[SHORT PROBLEM] In full and without alteration, repeat the material.

[GIVEN DATA]

==*==

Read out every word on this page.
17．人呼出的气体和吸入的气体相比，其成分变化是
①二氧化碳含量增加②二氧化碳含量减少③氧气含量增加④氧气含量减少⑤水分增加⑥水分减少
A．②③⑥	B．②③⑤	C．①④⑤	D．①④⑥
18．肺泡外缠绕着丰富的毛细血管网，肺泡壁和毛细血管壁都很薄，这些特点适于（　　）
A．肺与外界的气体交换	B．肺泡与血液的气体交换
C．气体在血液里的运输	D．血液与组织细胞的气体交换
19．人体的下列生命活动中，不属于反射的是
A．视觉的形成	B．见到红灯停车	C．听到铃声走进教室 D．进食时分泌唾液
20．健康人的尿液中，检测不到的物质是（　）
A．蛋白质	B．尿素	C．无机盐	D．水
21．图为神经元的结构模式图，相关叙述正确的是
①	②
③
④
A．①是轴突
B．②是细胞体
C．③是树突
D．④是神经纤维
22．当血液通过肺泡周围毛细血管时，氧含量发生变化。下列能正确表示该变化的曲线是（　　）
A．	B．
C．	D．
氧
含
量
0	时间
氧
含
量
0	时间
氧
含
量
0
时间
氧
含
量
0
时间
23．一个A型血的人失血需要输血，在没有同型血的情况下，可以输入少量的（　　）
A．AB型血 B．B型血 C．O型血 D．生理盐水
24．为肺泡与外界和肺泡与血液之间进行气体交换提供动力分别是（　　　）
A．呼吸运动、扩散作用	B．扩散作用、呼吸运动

==*==

[SOLUTION TO THE PROBLEM]
Read out every word on this page.
17．人呼出的气体和吸入的气体相比，其成分变化是
①二氧化碳含量增加②二氧化碳含量减少③氧气含量增加④氧气含量减少⑤水分增加⑥水分减少
A．②③⑥	B．②③⑤	C．①④⑤	D．①④⑥
18．肺泡外缠绕着丰富的毛细血管网，肺泡壁和毛细血管壁都很薄，这些特点适于（　　）
A．肺与外界的气体交换	B．肺泡与血液的气体交换
C．气体在血液里的运输	D．血液与组织细胞的气体交换
19．人体的下列生命活动中，不属于反射的是
A．视觉的形成	B．见到红灯停车	C．听到铃声走进教室 D．进食时分泌唾液
20．健康人的尿液中，检测不到的物质是（　）
A．蛋白质	B．尿素	C．无机盐	D．水
21．图为神经元的结构模式图，相关叙述正确的是
①	②
③
④
A．①是轴突
B．②是细胞体
C．③是树突
D．④是神经纤维
22．当血液通过肺泡周围毛细血管时，氧含量发生变化。下列能正确表示该变化的曲线是（　　）
A．	B．
C．	D．
氧
含
量
0	时间
氧
含
量
0	时间
氧
含
量
0
时间
氧
含
量
0
时间
23．一个A型血的人失血需要输血，在没有同型血的情况下，可以输入少量的（　　）
A．AB型血 B．B型血 C．O型血 D．生理盐水
24．为肺泡与外界和肺泡与血液之间进行气体交换提供动力分别是（　　　）
A．呼吸运动、扩散作用	B．扩散作用、呼吸运动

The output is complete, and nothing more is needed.